-- Start --

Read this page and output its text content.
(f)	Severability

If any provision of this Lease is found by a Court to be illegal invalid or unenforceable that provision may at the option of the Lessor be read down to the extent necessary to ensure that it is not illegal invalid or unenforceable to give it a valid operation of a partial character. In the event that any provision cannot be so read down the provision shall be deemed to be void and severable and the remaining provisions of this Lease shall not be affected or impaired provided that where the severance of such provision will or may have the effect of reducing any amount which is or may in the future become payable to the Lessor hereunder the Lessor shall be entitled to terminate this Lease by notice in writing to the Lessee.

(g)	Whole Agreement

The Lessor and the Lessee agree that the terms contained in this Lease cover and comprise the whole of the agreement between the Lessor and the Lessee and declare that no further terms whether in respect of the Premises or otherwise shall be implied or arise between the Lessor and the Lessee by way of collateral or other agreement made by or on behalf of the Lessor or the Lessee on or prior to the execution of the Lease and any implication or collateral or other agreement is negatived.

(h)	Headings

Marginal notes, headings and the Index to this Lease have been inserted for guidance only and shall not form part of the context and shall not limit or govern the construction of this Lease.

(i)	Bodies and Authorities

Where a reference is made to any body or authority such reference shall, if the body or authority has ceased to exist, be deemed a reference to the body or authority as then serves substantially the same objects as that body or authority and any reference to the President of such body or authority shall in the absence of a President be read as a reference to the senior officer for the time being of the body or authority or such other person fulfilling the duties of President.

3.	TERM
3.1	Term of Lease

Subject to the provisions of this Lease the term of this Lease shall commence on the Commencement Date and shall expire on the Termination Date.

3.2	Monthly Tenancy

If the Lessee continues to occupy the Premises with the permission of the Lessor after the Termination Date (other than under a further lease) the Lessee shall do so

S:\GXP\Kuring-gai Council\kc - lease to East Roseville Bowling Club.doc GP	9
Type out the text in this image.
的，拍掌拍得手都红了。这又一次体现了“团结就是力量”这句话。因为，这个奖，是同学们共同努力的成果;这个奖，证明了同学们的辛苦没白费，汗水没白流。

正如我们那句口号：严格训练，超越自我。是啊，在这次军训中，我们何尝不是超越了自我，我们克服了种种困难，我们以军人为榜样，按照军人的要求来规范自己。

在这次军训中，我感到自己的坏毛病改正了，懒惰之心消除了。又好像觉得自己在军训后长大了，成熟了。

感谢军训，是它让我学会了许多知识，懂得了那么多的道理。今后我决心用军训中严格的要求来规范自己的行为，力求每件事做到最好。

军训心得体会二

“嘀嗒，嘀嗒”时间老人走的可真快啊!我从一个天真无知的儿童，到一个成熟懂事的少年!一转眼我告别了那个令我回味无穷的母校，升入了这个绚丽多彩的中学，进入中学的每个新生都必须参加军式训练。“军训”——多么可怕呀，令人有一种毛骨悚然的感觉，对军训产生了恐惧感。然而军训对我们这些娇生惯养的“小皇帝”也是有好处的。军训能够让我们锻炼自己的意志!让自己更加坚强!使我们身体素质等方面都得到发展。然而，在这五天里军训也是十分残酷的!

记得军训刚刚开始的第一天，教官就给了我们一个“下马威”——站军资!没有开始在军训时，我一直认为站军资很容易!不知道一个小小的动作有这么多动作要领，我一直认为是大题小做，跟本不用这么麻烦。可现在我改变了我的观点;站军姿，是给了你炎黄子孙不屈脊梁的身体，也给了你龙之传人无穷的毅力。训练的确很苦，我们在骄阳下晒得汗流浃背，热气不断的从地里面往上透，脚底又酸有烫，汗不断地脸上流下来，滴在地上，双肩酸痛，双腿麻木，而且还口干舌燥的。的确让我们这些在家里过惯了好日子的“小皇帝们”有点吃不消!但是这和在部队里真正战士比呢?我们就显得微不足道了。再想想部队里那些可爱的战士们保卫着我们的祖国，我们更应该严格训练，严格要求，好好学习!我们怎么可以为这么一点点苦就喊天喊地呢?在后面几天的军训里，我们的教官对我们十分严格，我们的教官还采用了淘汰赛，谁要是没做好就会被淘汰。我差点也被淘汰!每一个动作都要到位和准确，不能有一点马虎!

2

-- End --

## EXERCISE
Track down every line with the word "在这次军训中" and copy it.

## THE SOLUTION
正如我们那句口号：严格训练，超越自我。是啊，在这次军训中，我们何尝不是超越了自我，我们克服了种种困难，我们以军人为榜样，按照军人的要求来规范自己。
在这次军训中，我感到自己的坏毛病改正了，懒惰之心消除了。又好像觉得自己在军训后长大了，成熟了。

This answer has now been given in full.